- **Set task**:
Find and return each line containing "JSON".

- **Dataset entries**:

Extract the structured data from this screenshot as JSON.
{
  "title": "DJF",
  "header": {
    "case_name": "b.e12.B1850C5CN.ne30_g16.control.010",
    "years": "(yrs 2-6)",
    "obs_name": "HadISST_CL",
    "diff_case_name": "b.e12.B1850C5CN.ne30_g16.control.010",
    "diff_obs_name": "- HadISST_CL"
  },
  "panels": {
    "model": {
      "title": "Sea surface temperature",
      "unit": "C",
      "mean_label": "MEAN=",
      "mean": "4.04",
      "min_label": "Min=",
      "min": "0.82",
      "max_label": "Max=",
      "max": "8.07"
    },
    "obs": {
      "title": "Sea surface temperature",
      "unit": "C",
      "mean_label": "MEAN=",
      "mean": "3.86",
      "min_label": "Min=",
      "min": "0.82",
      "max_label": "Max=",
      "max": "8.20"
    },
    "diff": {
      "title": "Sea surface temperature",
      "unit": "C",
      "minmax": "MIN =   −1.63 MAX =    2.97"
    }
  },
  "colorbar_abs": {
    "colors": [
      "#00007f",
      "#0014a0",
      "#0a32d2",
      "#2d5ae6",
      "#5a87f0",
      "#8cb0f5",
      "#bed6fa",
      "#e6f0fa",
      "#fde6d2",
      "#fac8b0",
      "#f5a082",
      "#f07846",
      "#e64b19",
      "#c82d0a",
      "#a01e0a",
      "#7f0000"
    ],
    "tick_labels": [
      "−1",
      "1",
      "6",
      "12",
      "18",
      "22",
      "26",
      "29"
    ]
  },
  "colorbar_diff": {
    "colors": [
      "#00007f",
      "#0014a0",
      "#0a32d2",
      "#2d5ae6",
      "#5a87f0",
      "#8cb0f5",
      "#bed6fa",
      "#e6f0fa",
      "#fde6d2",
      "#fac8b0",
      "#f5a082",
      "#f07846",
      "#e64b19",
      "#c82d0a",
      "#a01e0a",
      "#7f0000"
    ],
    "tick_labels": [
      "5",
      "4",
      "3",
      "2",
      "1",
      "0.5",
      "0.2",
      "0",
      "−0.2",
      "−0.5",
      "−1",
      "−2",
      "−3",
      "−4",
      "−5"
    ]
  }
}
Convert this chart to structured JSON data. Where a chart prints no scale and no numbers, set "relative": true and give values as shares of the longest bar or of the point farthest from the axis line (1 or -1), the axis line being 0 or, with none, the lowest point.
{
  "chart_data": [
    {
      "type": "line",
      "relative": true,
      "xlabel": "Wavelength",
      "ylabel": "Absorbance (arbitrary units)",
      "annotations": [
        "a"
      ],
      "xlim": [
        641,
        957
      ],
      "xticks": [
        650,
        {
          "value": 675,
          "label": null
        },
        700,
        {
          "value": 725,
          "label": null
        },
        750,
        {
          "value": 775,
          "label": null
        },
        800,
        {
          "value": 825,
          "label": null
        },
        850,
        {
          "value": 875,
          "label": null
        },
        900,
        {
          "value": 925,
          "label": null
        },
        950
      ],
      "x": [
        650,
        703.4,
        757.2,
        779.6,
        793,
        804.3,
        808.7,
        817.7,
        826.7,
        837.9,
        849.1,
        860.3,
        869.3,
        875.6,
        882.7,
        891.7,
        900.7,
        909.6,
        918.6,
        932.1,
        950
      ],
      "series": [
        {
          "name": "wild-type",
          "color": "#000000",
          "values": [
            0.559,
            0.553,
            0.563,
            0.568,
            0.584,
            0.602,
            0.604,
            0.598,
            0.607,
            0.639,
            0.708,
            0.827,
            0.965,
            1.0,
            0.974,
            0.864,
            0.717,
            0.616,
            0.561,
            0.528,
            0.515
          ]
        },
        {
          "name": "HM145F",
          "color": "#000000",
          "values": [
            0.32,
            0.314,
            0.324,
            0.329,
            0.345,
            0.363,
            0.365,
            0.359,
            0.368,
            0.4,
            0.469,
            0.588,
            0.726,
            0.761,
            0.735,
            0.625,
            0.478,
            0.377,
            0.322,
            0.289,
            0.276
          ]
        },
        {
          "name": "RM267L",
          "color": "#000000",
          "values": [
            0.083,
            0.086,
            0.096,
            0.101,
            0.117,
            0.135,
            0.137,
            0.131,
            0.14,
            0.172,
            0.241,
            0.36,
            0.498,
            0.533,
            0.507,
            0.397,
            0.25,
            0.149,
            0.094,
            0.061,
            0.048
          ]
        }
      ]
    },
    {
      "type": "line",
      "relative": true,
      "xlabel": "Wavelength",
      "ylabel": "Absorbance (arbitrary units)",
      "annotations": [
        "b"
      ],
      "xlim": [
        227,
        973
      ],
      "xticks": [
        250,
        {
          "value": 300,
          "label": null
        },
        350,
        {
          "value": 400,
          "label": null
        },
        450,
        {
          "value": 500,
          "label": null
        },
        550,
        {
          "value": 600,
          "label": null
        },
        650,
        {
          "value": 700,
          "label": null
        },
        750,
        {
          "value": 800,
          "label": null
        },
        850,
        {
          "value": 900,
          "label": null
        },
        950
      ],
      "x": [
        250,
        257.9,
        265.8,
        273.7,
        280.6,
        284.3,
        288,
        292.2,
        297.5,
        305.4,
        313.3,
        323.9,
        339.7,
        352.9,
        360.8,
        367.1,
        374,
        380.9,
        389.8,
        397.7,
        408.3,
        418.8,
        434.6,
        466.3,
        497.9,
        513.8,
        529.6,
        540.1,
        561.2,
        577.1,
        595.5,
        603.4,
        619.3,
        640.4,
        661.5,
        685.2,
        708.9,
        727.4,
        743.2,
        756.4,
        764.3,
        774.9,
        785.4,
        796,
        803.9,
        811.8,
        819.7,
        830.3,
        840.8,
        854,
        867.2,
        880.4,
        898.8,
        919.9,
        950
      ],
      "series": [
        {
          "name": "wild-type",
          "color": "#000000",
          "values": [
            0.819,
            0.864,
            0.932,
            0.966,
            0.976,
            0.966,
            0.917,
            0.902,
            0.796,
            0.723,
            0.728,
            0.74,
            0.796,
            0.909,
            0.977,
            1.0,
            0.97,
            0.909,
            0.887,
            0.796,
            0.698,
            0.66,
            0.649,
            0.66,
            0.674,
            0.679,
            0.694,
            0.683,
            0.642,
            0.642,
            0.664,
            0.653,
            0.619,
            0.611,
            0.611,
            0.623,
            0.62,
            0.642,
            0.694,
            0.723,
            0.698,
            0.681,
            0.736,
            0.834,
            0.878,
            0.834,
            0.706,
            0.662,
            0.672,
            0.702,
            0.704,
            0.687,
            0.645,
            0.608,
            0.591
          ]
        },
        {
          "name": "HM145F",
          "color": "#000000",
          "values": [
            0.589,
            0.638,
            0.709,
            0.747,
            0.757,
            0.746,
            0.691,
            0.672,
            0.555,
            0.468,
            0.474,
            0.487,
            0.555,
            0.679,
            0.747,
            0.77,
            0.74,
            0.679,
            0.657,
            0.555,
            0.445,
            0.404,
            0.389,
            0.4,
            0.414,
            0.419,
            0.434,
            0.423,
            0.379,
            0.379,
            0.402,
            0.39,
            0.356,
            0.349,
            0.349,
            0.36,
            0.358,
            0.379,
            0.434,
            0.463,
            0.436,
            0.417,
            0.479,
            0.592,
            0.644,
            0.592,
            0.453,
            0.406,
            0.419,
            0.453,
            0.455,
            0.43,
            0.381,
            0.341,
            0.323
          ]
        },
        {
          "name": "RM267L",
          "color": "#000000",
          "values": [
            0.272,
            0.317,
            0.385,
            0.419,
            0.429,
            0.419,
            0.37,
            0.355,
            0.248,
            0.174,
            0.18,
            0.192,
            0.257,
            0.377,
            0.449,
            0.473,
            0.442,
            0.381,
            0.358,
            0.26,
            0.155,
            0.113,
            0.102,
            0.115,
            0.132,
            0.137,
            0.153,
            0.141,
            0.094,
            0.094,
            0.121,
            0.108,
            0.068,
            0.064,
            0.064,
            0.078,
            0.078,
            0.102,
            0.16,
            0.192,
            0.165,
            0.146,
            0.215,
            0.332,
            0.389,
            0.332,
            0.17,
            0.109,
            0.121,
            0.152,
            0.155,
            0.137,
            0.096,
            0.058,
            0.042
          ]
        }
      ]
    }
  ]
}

- **Answer for the task**:
Extract the structured data from this screenshot as JSON.
Convert this chart to structured JSON data. Where a chart prints no scale and no numbers, set "relative": true and give values as shares of the longest bar or of the point farthest from the axis line (1 or -1), the axis line being 0 or, with none, the lowest point.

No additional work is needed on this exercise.